===== Data shown

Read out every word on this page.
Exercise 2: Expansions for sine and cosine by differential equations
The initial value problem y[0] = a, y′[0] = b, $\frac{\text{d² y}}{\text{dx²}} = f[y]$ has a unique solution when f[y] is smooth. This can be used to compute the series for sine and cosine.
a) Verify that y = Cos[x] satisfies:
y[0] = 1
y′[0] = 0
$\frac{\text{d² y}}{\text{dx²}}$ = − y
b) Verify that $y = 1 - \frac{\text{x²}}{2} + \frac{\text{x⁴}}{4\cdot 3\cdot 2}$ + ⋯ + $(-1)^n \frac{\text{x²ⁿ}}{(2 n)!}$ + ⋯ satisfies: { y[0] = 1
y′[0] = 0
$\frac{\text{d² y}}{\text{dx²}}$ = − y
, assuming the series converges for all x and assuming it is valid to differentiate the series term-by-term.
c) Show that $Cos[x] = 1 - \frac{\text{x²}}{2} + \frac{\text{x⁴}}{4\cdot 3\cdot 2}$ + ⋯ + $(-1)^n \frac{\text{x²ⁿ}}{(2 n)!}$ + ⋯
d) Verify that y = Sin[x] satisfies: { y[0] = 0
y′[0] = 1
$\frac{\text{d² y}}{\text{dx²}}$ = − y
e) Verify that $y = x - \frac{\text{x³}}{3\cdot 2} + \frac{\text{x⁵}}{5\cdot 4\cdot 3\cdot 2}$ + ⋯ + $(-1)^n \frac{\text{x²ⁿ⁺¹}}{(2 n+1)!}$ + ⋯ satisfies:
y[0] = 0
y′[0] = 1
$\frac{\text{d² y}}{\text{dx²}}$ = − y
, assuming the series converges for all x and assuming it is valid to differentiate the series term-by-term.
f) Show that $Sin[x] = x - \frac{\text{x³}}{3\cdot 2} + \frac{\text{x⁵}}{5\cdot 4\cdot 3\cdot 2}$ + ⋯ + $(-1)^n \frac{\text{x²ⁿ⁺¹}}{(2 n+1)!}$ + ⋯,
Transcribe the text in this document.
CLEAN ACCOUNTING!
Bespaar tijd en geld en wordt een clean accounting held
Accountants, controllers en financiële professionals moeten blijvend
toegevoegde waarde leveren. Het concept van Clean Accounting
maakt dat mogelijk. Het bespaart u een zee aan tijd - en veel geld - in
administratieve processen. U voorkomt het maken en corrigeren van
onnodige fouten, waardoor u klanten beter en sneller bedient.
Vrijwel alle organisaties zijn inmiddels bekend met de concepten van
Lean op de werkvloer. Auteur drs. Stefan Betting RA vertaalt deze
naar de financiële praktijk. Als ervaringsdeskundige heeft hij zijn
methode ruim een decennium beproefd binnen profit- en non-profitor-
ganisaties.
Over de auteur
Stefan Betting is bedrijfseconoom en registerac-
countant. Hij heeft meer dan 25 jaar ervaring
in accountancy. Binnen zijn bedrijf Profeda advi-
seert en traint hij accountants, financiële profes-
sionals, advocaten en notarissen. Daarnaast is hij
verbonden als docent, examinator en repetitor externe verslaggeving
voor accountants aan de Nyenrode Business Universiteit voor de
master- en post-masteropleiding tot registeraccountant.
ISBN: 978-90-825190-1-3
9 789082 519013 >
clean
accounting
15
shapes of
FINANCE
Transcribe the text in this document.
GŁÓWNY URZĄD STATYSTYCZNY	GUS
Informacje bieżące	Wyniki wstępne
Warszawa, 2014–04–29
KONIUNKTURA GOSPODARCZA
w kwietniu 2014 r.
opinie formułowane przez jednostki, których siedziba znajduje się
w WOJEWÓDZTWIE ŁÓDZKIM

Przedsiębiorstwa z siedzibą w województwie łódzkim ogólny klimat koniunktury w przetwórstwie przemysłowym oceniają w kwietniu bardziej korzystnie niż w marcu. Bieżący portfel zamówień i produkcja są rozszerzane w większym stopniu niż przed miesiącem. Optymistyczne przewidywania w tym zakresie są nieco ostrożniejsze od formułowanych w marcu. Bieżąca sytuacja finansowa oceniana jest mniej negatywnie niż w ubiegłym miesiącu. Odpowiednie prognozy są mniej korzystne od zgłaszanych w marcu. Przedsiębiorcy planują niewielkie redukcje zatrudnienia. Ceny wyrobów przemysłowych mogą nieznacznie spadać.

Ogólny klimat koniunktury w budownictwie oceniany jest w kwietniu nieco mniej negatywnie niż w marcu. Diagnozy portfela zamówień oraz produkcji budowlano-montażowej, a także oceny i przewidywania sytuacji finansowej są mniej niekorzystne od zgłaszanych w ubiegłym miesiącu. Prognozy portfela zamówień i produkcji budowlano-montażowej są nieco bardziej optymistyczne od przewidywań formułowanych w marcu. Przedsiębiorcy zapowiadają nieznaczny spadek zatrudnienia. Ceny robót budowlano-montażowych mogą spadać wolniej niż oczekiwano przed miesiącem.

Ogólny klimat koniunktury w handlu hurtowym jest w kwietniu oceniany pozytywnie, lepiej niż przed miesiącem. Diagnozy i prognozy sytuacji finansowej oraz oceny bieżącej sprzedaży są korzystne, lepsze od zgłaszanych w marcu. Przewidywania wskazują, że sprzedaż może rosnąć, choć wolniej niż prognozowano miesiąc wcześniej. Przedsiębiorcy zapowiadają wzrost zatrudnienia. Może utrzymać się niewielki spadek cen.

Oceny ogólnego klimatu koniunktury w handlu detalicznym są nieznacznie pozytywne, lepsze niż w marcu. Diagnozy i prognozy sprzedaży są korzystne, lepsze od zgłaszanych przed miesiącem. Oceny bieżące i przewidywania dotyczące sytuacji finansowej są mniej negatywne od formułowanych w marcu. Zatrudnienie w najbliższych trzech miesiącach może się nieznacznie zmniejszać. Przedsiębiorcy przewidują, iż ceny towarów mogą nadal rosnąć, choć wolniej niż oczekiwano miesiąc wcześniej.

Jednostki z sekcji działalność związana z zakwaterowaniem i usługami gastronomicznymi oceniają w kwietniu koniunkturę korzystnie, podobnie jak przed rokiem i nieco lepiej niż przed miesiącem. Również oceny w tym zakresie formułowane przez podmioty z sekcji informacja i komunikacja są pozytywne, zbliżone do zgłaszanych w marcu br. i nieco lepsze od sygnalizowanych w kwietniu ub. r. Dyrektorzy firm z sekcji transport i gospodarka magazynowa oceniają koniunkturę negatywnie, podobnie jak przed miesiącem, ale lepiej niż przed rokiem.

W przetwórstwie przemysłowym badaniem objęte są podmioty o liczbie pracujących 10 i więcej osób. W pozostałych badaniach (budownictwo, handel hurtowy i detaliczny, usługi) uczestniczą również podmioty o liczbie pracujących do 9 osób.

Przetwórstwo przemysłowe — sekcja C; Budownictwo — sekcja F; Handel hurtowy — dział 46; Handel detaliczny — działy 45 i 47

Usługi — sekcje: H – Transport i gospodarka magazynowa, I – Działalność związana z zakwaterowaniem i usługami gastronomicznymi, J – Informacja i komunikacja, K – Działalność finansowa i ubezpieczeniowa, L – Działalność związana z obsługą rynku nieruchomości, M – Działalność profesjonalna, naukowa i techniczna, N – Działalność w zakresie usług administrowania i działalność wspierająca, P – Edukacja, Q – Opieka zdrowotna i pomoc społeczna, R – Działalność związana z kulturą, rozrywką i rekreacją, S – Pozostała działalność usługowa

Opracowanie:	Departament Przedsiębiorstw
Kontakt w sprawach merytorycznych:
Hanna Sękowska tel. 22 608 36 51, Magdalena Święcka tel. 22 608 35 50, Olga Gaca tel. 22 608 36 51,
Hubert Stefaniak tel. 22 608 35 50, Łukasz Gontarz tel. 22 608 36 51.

==========

▸ Task: Reproduce every record, matching each line exactly.

▸ Answer for this exercise:
Read out every word on this page.
Exercise 2: Expansions for sine and cosine by differential equations
The initial value problem y[0] = a, y′[0] = b, $\frac{\text{d² y}}{\text{dx²}} = f[y]$ has a unique solution when f[y] is smooth. This can be used to compute the series for sine and cosine.
a) Verify that y = Cos[x] satisfies:
y[0] = 1
y′[0] = 0
$\frac{\text{d² y}}{\text{dx²}}$ = − y
b) Verify that $y = 1 - \frac{\text{x²}}{2} + \frac{\text{x⁴}}{4\cdot 3\cdot 2}$ + ⋯ + $(-1)^n \frac{\text{x²ⁿ}}{(2 n)!}$ + ⋯ satisfies: { y[0] = 1
y′[0] = 0
$\frac{\text{d² y}}{\text{dx²}}$ = − y
, assuming the series converges for all x and assuming it is valid to differentiate the series term-by-term.
c) Show that $Cos[x] = 1 - \frac{\text{x²}}{2} + \frac{\text{x⁴}}{4\cdot 3\cdot 2}$ + ⋯ + $(-1)^n \frac{\text{x²ⁿ}}{(2 n)!}$ + ⋯
d) Verify that y = Sin[x] satisfies: { y[0] = 0
y′[0] = 1
$\frac{\text{d² y}}{\text{dx²}}$ = − y
e) Verify that $y = x - \frac{\text{x³}}{3\cdot 2} + \frac{\text{x⁵}}{5\cdot 4\cdot 3\cdot 2}$ + ⋯ + $(-1)^n \frac{\text{x²ⁿ⁺¹}}{(2 n+1)!}$ + ⋯ satisfies:
y[0] = 0
y′[0] = 1
$\frac{\text{d² y}}{\text{dx²}}$ = − y
, assuming the series converges for all x and assuming it is valid to differentiate the series term-by-term.
f) Show that $Sin[x] = x - \frac{\text{x³}}{3\cdot 2} + \frac{\text{x⁵}}{5\cdot 4\cdot 3\cdot 2}$ + ⋯ + $(-1)^n \frac{\text{x²ⁿ⁺¹}}{(2 n+1)!}$ + ⋯,
Transcribe the text in this document.
CLEAN ACCOUNTING!
Bespaar tijd en geld en wordt een clean accounting held
Accountants, controllers en financiële professionals moeten blijvend
toegevoegde waarde leveren. Het concept van Clean Accounting
maakt dat mogelijk. Het bespaart u een zee aan tijd - en veel geld - in
administratieve processen. U voorkomt het maken en corrigeren van
onnodige fouten, waardoor u klanten beter en sneller bedient.
Vrijwel alle organisaties zijn inmiddels bekend met de concepten van
Lean op de werkvloer. Auteur drs. Stefan Betting RA vertaalt deze
naar de financiële praktijk. Als ervaringsdeskundige heeft hij zijn
methode ruim een decennium beproefd binnen profit- en non-profitor-
ganisaties.
Over de auteur
Stefan Betting is bedrijfseconoom en registerac-
countant. Hij heeft meer dan 25 jaar ervaring
in accountancy. Binnen zijn bedrijf Profeda advi-
seert en traint hij accountants, financiële profes-
sionals, advocaten en notarissen. Daarnaast is hij
verbonden als docent, examinator en repetitor externe verslaggeving
voor accountants aan de Nyenrode Business Universiteit voor de
master- en post-masteropleiding tot registeraccountant.
ISBN: 978-90-825190-1-3
9 789082 519013 >
clean
accounting
15
shapes of
FINANCE
Transcribe the text in this document.
GŁÓWNY URZĄD STATYSTYCZNY	GUS
Informacje bieżące	Wyniki wstępne
Warszawa, 2014–04–29
KONIUNKTURA GOSPODARCZA
w kwietniu 2014 r.
opinie formułowane przez jednostki, których siedziba znajduje się
w WOJEWÓDZTWIE ŁÓDZKIM

Przedsiębiorstwa z siedzibą w województwie łódzkim ogólny klimat koniunktury w przetwórstwie przemysłowym oceniają w kwietniu bardziej korzystnie niż w marcu. Bieżący portfel zamówień i produkcja są rozszerzane w większym stopniu niż przed miesiącem. Optymistyczne przewidywania w tym zakresie są nieco ostrożniejsze od formułowanych w marcu. Bieżąca sytuacja finansowa oceniana jest mniej negatywnie niż w ubiegłym miesiącu. Odpowiednie prognozy są mniej korzystne od zgłaszanych w marcu. Przedsiębiorcy planują niewielkie redukcje zatrudnienia. Ceny wyrobów przemysłowych mogą nieznacznie spadać.

Ogólny klimat koniunktury w budownictwie oceniany jest w kwietniu nieco mniej negatywnie niż w marcu. Diagnozy portfela zamówień oraz produkcji budowlano-montażowej, a także oceny i przewidywania sytuacji finansowej są mniej niekorzystne od zgłaszanych w ubiegłym miesiącu. Prognozy portfela zamówień i produkcji budowlano-montażowej są nieco bardziej optymistyczne od przewidywań formułowanych w marcu. Przedsiębiorcy zapowiadają nieznaczny spadek zatrudnienia. Ceny robót budowlano-montażowych mogą spadać wolniej niż oczekiwano przed miesiącem.

Ogólny klimat koniunktury w handlu hurtowym jest w kwietniu oceniany pozytywnie, lepiej niż przed miesiącem. Diagnozy i prognozy sytuacji finansowej oraz oceny bieżącej sprzedaży są korzystne, lepsze od zgłaszanych w marcu. Przewidywania wskazują, że sprzedaż może rosnąć, choć wolniej niż prognozowano miesiąc wcześniej. Przedsiębiorcy zapowiadają wzrost zatrudnienia. Może utrzymać się niewielki spadek cen.

Oceny ogólnego klimatu koniunktury w handlu detalicznym są nieznacznie pozytywne, lepsze niż w marcu. Diagnozy i prognozy sprzedaży są korzystne, lepsze od zgłaszanych przed miesiącem. Oceny bieżące i przewidywania dotyczące sytuacji finansowej są mniej negatywne od formułowanych w marcu. Zatrudnienie w najbliższych trzech miesiącach może się nieznacznie zmniejszać. Przedsiębiorcy przewidują, iż ceny towarów mogą nadal rosnąć, choć wolniej niż oczekiwano miesiąc wcześniej.

Jednostki z sekcji działalność związana z zakwaterowaniem i usługami gastronomicznymi oceniają w kwietniu koniunkturę korzystnie, podobnie jak przed rokiem i nieco lepiej niż przed miesiącem. Również oceny w tym zakresie formułowane przez podmioty z sekcji informacja i komunikacja są pozytywne, zbliżone do zgłaszanych w marcu br. i nieco lepsze od sygnalizowanych w kwietniu ub. r. Dyrektorzy firm z sekcji transport i gospodarka magazynowa oceniają koniunkturę negatywnie, podobnie jak przed miesiącem, ale lepiej niż przed rokiem.

W przetwórstwie przemysłowym badaniem objęte są podmioty o liczbie pracujących 10 i więcej osób. W pozostałych badaniach (budownictwo, handel hurtowy i detaliczny, usługi) uczestniczą również podmioty o liczbie pracujących do 9 osób.

Przetwórstwo przemysłowe — sekcja C; Budownictwo — sekcja F; Handel hurtowy — dział 46; Handel detaliczny — działy 45 i 47

Usługi — sekcje: H – Transport i gospodarka magazynowa, I – Działalność związana z zakwaterowaniem i usługami gastronomicznymi, J – Informacja i komunikacja, K – Działalność finansowa i ubezpieczeniowa, L – Działalność związana z obsługą rynku nieruchomości, M – Działalność profesjonalna, naukowa i techniczna, N – Działalność w zakresie usług administrowania i działalność wspierająca, P – Edukacja, Q – Opieka zdrowotna i pomoc społeczna, R – Działalność związana z kulturą, rozrywką i rekreacją, S – Pozostała działalność usługowa

Opracowanie:	Departament Przedsiębiorstw
Kontakt w sprawach merytorycznych:
Hanna Sękowska tel. 22 608 36 51, Magdalena Święcka tel. 22 608 35 50, Olga Gaca tel. 22 608 36 51,
Hubert Stefaniak tel. 22 608 35 50, Łukasz Gontarz tel. 22 608 36 51.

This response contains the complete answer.